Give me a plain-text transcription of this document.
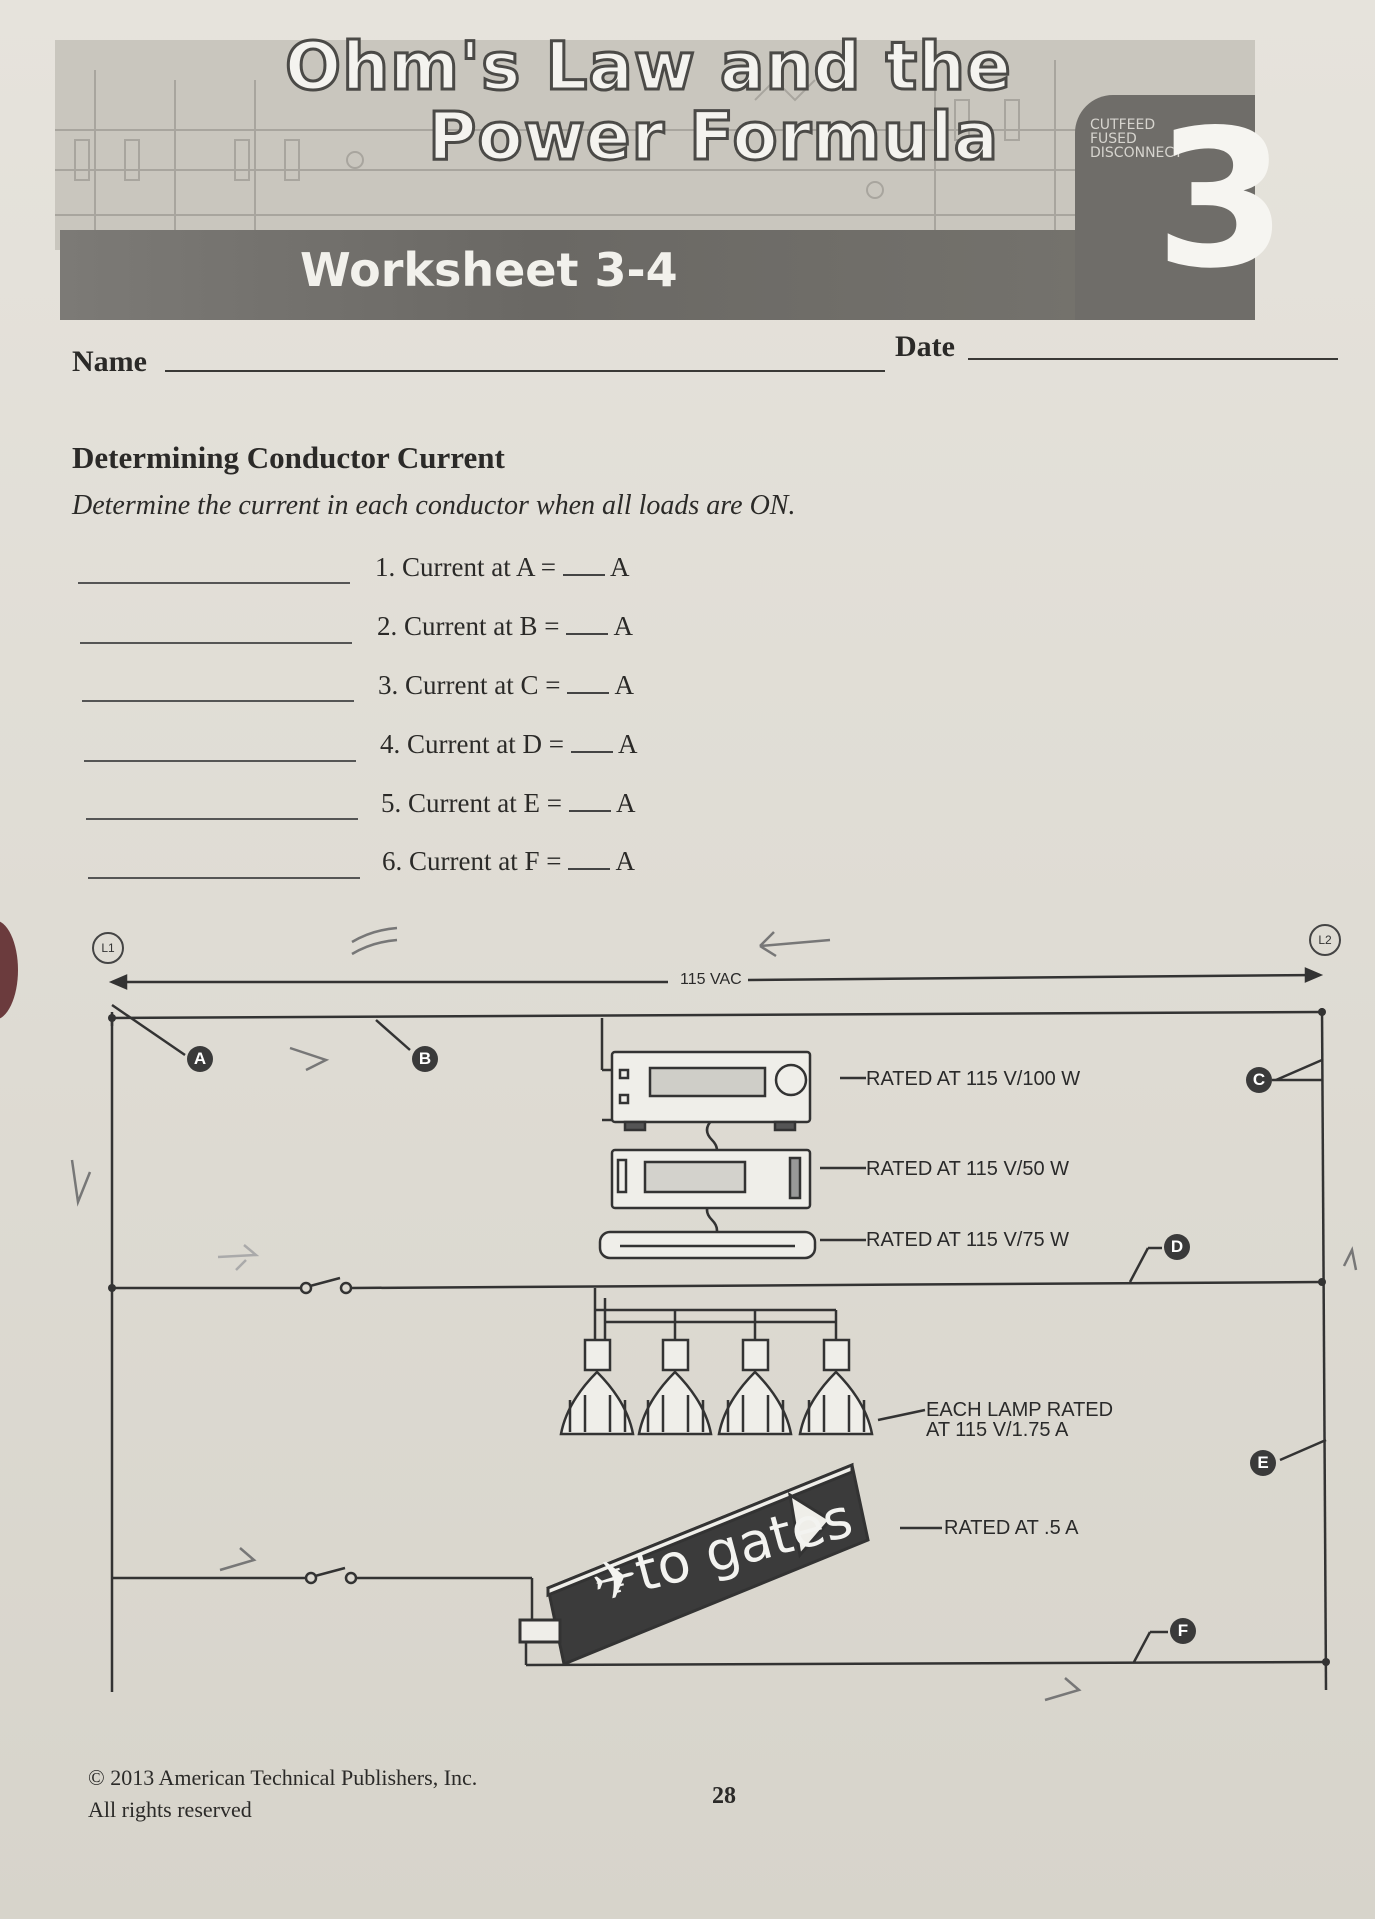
CUTFEED
FUSED
DISCONNECT
Ohm's Law and the
Power Formula
Worksheet 3-4	3
Name	Date
Determining Conductor Current
Determine the current in each conductor when all loads are ON.
1. Current at A = A
2. Current at B = A
3. Current at C = A
4. Current at D = A
5. Current at E = A
6. Current at F = A
L1
L2
115 VAC
A	B
C
D
E
F
RATED AT 115 V/100 W
RATED AT 115 V/50 W
RATED AT 115 V/75 W
EACH LAMP RATED
AT 115 V/1.75 A
RATED AT .5 A
✈to gates
© 2013 American Technical Publishers, Inc.
All rights reserved
28
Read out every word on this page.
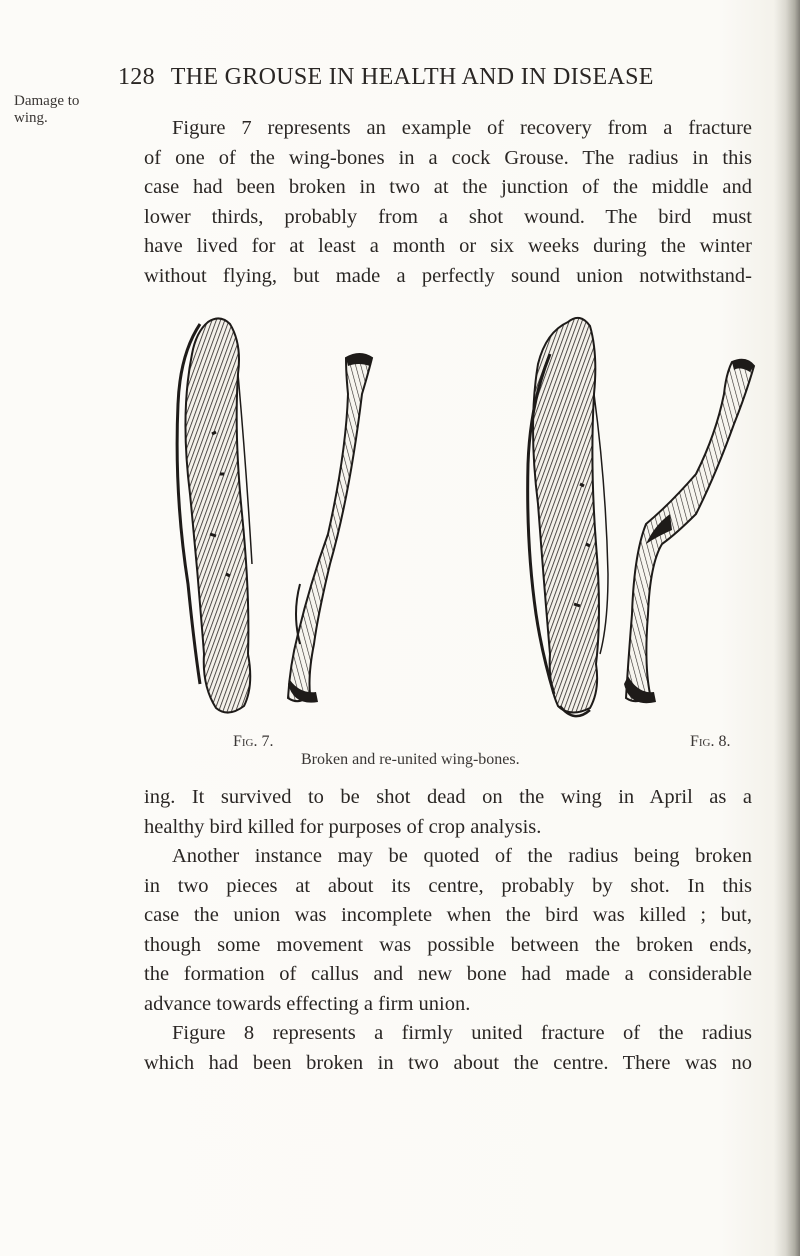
128 THE GROUSE IN HEALTH AND IN DISEASE
Damage to
wing.	Figure 7 represents an example of recovery from a fracture
of one of the wing-bones in a cock Grouse. The radius in this
case had been broken in two at the junction of the middle and
lower thirds, probably from a shot wound. The bird must
have lived for at least a month or six weeks during the winter
without flying, but made a perfectly sound union notwithstand-
Fig. 7.	Fig. 8.
Broken and re-united wing-bones.
ing. It survived to be shot dead on the wing in April as a
healthy bird killed for purposes of crop analysis.
Another instance may be quoted of the radius being broken
in two pieces at about its centre, probably by shot. In this
case the union was incomplete when the bird was killed ; but,
though some movement was possible between the broken ends,
the formation of callus and new bone had made a considerable
advance towards effecting a firm union.
Figure 8 represents a firmly united fracture of the radius
which had been broken in two about the centre. There was no
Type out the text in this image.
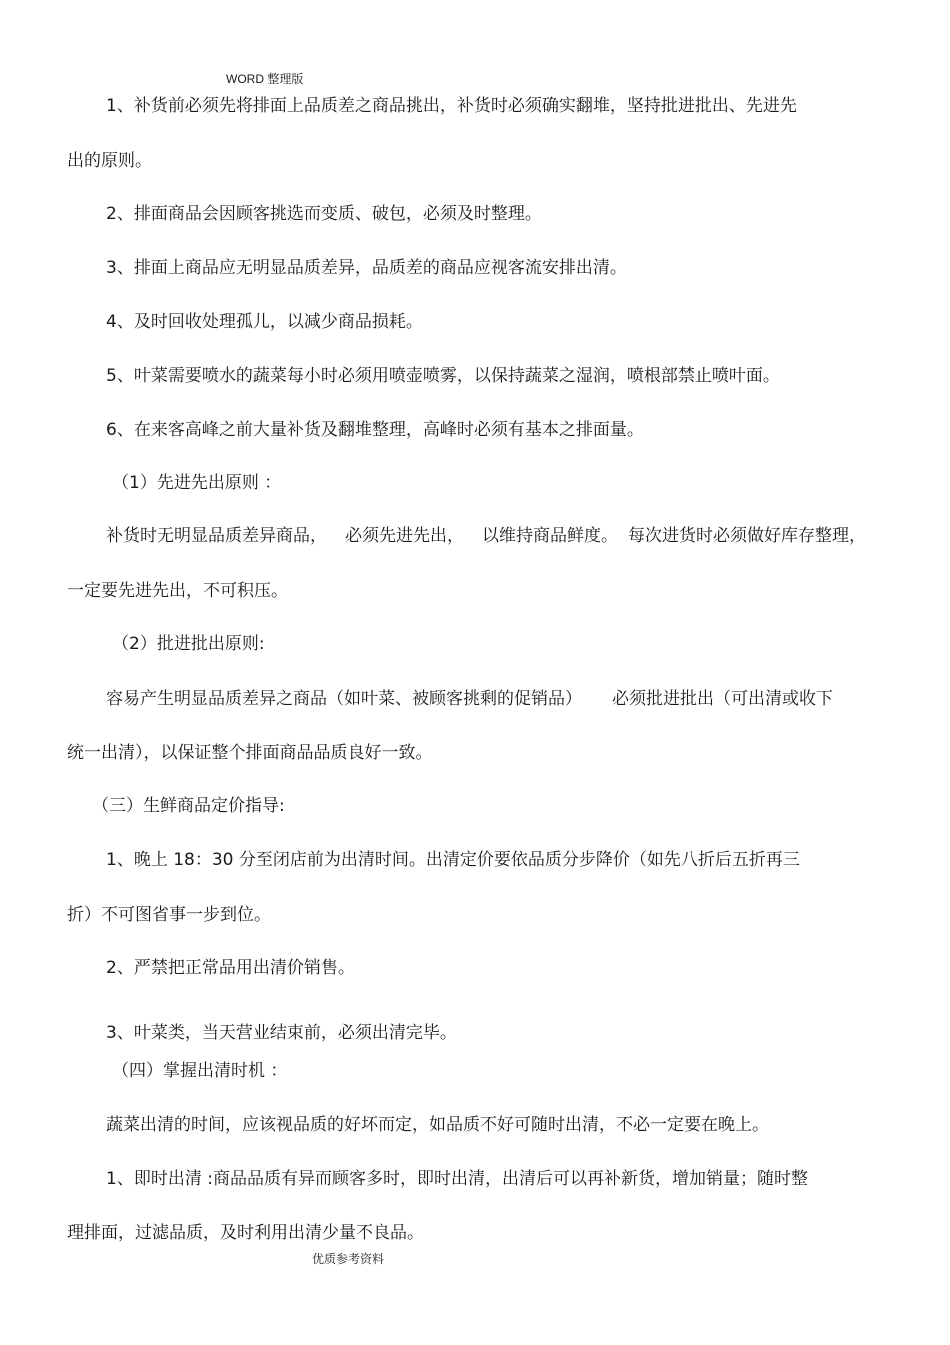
WORD 整理版
1、补货前必须先将排面上品质差之商品挑出，补货时必须确实翻堆，坚持批进批出、先进先
出的原则。
2、排面商品会因顾客挑选而变质、破包，必须及时整理。
3、排面上商品应无明显品质差异，品质差的商品应视客流安排出清。
4、及时回收处理孤儿，以减少商品损耗。
5、叶菜需要喷水的蔬菜每小时必须用喷壶喷雾，以保持蔬菜之湿润，喷根部禁止喷叶面。
6、在来客高峰之前大量补货及翻堆整理，高峰时必须有基本之排面量。
（1）先进先出原则 ：
补货时无明显品质差异商品， 必须先进先出， 以维持商品鲜度。 每次进货时必须做好库存整理，
一定要先进先出，不可积压。
（2）批进批出原则:
容易产生明显品质差异之商品（如叶菜、被顾客挑剩的促销品） 必须批进批出（可出清或收下
统一出清），以保证整个排面商品品质良好一致。
（三）生鲜商品定价指导:
1、晚上 18：30 分至闭店前为出清时间。出清定价要依品质分步降价（如先八折后五折再三
折）不可图省事一步到位。
2、严禁把正常品用出清价销售。
3、叶菜类，当天营业结束前，必须出清完毕。
（四）掌握出清时机 ：
蔬菜出清的时间，应该视品质的好坏而定，如品质不好可随时出清，不必一定要在晚上。
1、即时出清 :商品品质有异而顾客多时，即时出清，出清后可以再补新货，增加销量；随时整
理排面，过滤品质，及时利用出清少量不良品。
优质参考资料
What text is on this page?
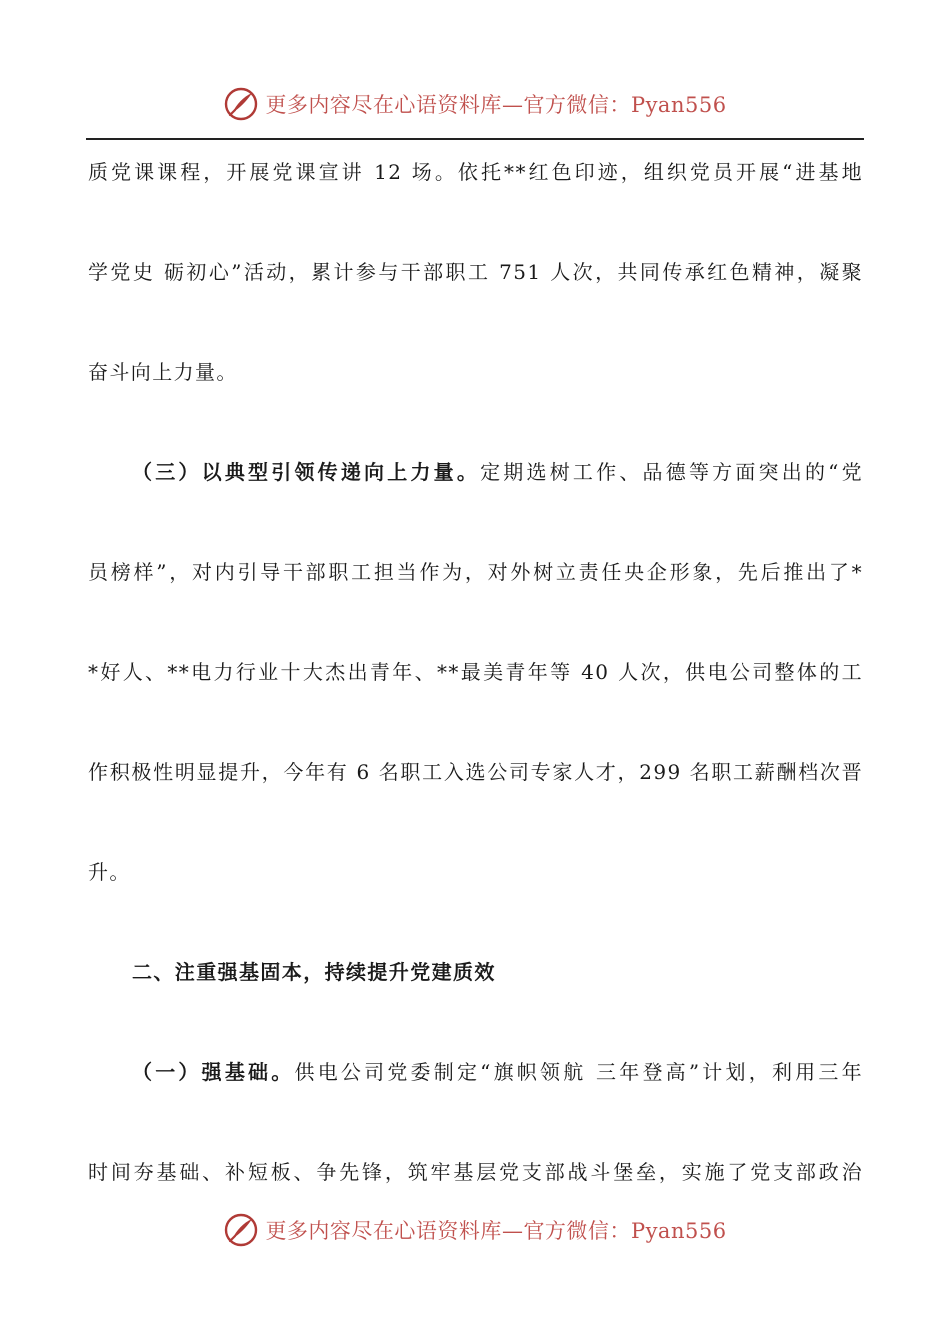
更多内容尽在心语资料库—官方微信：Pyan556
质党课课程，开展党课宣讲 12 场。依托**红色印迹，组织党员开展“进基地
学党史 砺初心”活动，累计参与干部职工 751 人次，共同传承红色精神，凝聚
奋斗向上力量。
（三）以典型引领传递向上力量。定期选树工作、品德等方面突出的“党
员榜样”，对内引导干部职工担当作为，对外树立责任央企形象，先后推出了*
*好人、**电力行业十大杰出青年、**最美青年等 40 人次，供电公司整体的工
作积极性明显提升，今年有 6 名职工入选公司专家人才，299 名职工薪酬档次晋
升。
二、注重强基固本，持续提升党建质效
（一）强基础。供电公司党委制定“旗帜领航 三年登高”计划，利用三年
时间夯基础、补短板、争先锋，筑牢基层党支部战斗堡垒，实施了党支部政治
更多内容尽在心语资料库—官方微信：Pyan556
=====
◆ WHAT NEEDS TO BE DONE ◆
From the records given above, reproduce all text exactly and exclude each picture.

◆ SOLUTION BELOW ◆
Give me a plain-text transcription of this document.
CUTFEED
FUSED
DISCONNECT
Ohm's Law and the
Power Formula
Worksheet 3-4	3
Name	Date
Determining Conductor Current
Determine the current in each conductor when all loads are ON.
1. Current at A = A
2. Current at B = A
3. Current at C = A
4. Current at D = A
5. Current at E = A
6. Current at F = A
L1
L2
115 VAC
A	B
C
D
E
F
RATED AT 115 V/100 W
RATED AT 115 V/50 W
RATED AT 115 V/75 W
EACH LAMP RATED
AT 115 V/1.75 A
RATED AT .5 A
✈to gates
© 2013 American Technical Publishers, Inc.
All rights reserved
28
Read out every word on this page.
128 THE GROUSE IN HEALTH AND IN DISEASE
Damage to
wing.	Figure 7 represents an example of recovery from a fracture
of one of the wing-bones in a cock Grouse. The radius in this
case had been broken in two at the junction of the middle and
lower thirds, probably from a shot wound. The bird must
have lived for at least a month or six weeks during the winter
without flying, but made a perfectly sound union notwithstand-
Fig. 7.	Fig. 8.
Broken and re-united wing-bones.
ing. It survived to be shot dead on the wing in April as a
healthy bird killed for purposes of crop analysis.
Another instance may be quoted of the radius being broken
in two pieces at about its centre, probably by shot. In this
case the union was incomplete when the bird was killed ; but,
though some movement was possible between the broken ends,
the formation of callus and new bone had made a considerable
advance towards effecting a firm union.
Figure 8 represents a firmly united fracture of the radius
which had been broken in two about the centre. There was no
Type out the text in this image.
WORD 整理版
1、补货前必须先将排面上品质差之商品挑出，补货时必须确实翻堆，坚持批进批出、先进先
出的原则。
2、排面商品会因顾客挑选而变质、破包，必须及时整理。
3、排面上商品应无明显品质差异，品质差的商品应视客流安排出清。
4、及时回收处理孤儿，以减少商品损耗。
5、叶菜需要喷水的蔬菜每小时必须用喷壶喷雾，以保持蔬菜之湿润，喷根部禁止喷叶面。
6、在来客高峰之前大量补货及翻堆整理，高峰时必须有基本之排面量。
（1）先进先出原则 ：
补货时无明显品质差异商品， 必须先进先出， 以维持商品鲜度。 每次进货时必须做好库存整理，
一定要先进先出，不可积压。
（2）批进批出原则:
容易产生明显品质差异之商品（如叶菜、被顾客挑剩的促销品） 必须批进批出（可出清或收下
统一出清），以保证整个排面商品品质良好一致。
（三）生鲜商品定价指导:
1、晚上 18：30 分至闭店前为出清时间。出清定价要依品质分步降价（如先八折后五折再三
折）不可图省事一步到位。
2、严禁把正常品用出清价销售。
3、叶菜类，当天营业结束前，必须出清完毕。
（四）掌握出清时机 ：
蔬菜出清的时间，应该视品质的好坏而定，如品质不好可随时出清，不必一定要在晚上。
1、即时出清 :商品品质有异而顾客多时，即时出清，出清后可以再补新货，增加销量；随时整
理排面，过滤品质，及时利用出清少量不良品。
优质参考资料
What text is on this page?
更多内容尽在心语资料库—官方微信：Pyan556
质党课课程，开展党课宣讲 12 场。依托**红色印迹，组织党员开展“进基地
学党史 砺初心”活动，累计参与干部职工 751 人次，共同传承红色精神，凝聚
奋斗向上力量。
（三）以典型引领传递向上力量。定期选树工作、品德等方面突出的“党
员榜样”，对内引导干部职工担当作为，对外树立责任央企形象，先后推出了*
*好人、**电力行业十大杰出青年、**最美青年等 40 人次，供电公司整体的工
作积极性明显提升，今年有 6 名职工入选公司专家人才，299 名职工薪酬档次晋
升。
二、注重强基固本，持续提升党建质效
（一）强基础。供电公司党委制定“旗帜领航 三年登高”计划，利用三年
时间夯基础、补短板、争先锋，筑牢基层党支部战斗堡垒，实施了党支部政治
更多内容尽在心语资料库—官方微信：Pyan556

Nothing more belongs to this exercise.